begin DATA FOR THIS EXERCISE

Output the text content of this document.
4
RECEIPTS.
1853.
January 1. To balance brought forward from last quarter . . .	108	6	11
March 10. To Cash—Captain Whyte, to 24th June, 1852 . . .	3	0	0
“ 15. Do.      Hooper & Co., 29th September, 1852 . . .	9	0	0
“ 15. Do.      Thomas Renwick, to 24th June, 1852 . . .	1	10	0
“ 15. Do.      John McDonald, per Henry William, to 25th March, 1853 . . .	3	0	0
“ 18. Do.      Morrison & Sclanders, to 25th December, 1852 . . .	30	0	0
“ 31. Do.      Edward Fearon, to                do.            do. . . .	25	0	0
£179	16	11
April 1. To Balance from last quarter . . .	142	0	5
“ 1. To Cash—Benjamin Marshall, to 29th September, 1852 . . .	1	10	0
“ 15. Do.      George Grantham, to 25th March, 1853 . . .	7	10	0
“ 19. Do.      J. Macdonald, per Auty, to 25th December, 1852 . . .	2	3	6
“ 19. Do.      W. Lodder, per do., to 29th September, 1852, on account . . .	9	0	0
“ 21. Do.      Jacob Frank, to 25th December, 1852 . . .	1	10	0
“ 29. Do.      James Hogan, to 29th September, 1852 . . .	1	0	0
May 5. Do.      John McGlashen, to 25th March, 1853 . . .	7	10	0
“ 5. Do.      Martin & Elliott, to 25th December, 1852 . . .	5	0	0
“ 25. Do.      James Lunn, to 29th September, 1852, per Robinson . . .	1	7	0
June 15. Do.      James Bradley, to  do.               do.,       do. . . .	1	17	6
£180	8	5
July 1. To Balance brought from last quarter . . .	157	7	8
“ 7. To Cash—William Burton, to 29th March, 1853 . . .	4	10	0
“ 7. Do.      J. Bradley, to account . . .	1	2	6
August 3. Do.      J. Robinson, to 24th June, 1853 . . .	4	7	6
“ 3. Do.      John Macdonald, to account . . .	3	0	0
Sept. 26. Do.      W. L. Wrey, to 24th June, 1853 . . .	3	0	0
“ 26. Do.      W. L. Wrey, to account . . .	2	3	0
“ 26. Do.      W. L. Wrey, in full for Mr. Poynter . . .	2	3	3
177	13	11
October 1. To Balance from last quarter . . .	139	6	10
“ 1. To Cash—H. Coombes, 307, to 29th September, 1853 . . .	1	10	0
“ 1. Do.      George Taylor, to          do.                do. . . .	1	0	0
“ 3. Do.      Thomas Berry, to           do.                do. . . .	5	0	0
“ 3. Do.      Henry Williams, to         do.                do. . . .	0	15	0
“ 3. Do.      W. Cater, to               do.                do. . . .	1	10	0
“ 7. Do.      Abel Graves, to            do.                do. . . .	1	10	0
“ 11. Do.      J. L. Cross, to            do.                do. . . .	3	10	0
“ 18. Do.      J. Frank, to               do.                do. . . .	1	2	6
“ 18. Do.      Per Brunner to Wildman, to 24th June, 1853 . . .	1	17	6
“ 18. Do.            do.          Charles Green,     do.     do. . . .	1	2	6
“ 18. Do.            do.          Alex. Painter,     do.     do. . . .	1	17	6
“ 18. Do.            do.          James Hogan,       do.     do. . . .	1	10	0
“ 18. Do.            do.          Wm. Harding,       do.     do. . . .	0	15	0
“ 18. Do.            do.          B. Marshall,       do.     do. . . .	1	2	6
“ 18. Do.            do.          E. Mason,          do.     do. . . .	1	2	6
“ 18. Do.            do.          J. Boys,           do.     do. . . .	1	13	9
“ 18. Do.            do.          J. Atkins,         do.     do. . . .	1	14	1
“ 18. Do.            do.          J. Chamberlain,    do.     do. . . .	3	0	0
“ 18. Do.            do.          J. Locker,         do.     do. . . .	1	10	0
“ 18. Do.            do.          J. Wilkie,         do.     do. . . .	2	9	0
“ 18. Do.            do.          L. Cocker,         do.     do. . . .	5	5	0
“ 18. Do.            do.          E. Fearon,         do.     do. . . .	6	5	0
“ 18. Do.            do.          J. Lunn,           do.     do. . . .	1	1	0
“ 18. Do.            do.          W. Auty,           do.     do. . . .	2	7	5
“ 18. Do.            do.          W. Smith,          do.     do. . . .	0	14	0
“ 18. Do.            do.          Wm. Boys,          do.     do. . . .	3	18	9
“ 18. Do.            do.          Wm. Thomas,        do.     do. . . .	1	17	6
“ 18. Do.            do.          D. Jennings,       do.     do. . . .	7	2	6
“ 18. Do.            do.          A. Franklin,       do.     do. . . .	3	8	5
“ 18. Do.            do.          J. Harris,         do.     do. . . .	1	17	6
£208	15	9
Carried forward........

end DATA FOR THIS EXERCISE

> YOUR TASK
Copy every line above that holds the word "George".

> REPLY
“ 15. Do.      George Grantham, to 25th March, 1853 . . .	7	10	0
“ 1. Do.      George Taylor, to          do.                do. . . .	1	0	0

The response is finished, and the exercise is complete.